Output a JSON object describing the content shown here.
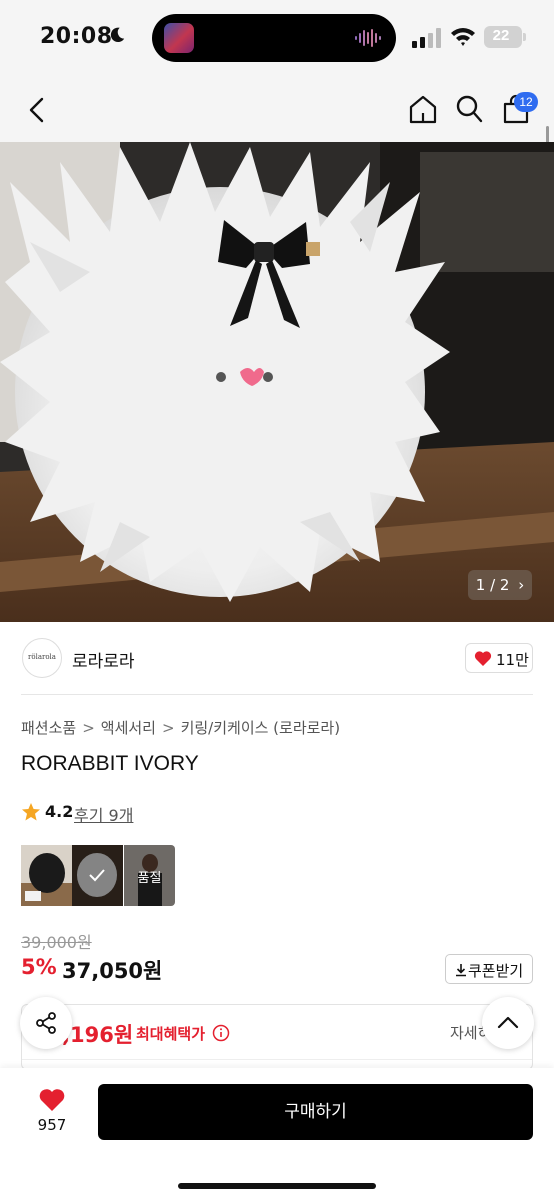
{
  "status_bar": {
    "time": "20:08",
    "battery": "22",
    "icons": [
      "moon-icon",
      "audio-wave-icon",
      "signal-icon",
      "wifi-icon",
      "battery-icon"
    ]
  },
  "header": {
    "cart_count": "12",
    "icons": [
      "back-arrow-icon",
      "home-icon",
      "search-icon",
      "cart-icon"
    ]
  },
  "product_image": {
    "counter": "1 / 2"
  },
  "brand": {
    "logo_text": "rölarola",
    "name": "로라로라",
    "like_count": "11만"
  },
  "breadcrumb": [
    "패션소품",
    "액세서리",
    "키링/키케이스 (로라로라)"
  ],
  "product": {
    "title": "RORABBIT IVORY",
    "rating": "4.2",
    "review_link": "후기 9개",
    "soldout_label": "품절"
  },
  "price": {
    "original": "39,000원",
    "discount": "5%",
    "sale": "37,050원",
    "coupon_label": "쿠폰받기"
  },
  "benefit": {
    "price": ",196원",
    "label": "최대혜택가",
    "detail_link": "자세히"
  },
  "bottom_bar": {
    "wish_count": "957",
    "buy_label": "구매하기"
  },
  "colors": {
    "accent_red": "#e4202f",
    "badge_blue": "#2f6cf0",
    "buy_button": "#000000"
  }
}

+-------+

- _Instruction_
Drop the images and quote the entries word for word.

- _Reply to the task_
Output a JSON object describing the content shown here.
{
  "status_bar": {
    "time": "20:08",
    "battery": "22",
    "icons": [
      "moon-icon",
      "audio-wave-icon",
      "signal-icon",
      "wifi-icon",
      "battery-icon"
    ]
  },
  "header": {
    "cart_count": "12",
    "icons": [
      "back-arrow-icon",
      "home-icon",
      "search-icon",
      "cart-icon"
    ]
  },
  "product_image": {
    "counter": "1 / 2"
  },
  "brand": {
    "logo_text": "rölarola",
    "name": "로라로라",
    "like_count": "11만"
  },
  "breadcrumb": [
    "패션소품",
    "액세서리",
    "키링/키케이스 (로라로라)"
  ],
  "product": {
    "title": "RORABBIT IVORY",
    "rating": "4.2",
    "review_link": "후기 9개",
    "soldout_label": "품절"
  },
  "price": {
    "original": "39,000원",
    "discount": "5%",
    "sale": "37,050원",
    "coupon_label": "쿠폰받기"
  },
  "benefit": {
    "price": ",196원",
    "label": "최대혜택가",
    "detail_link": "자세히"
  },
  "bottom_bar": {
    "wish_count": "957",
    "buy_label": "구매하기"
  },
  "colors": {
    "accent_red": "#e4202f",
    "badge_blue": "#2f6cf0",
    "buy_button": "#000000"
  }
}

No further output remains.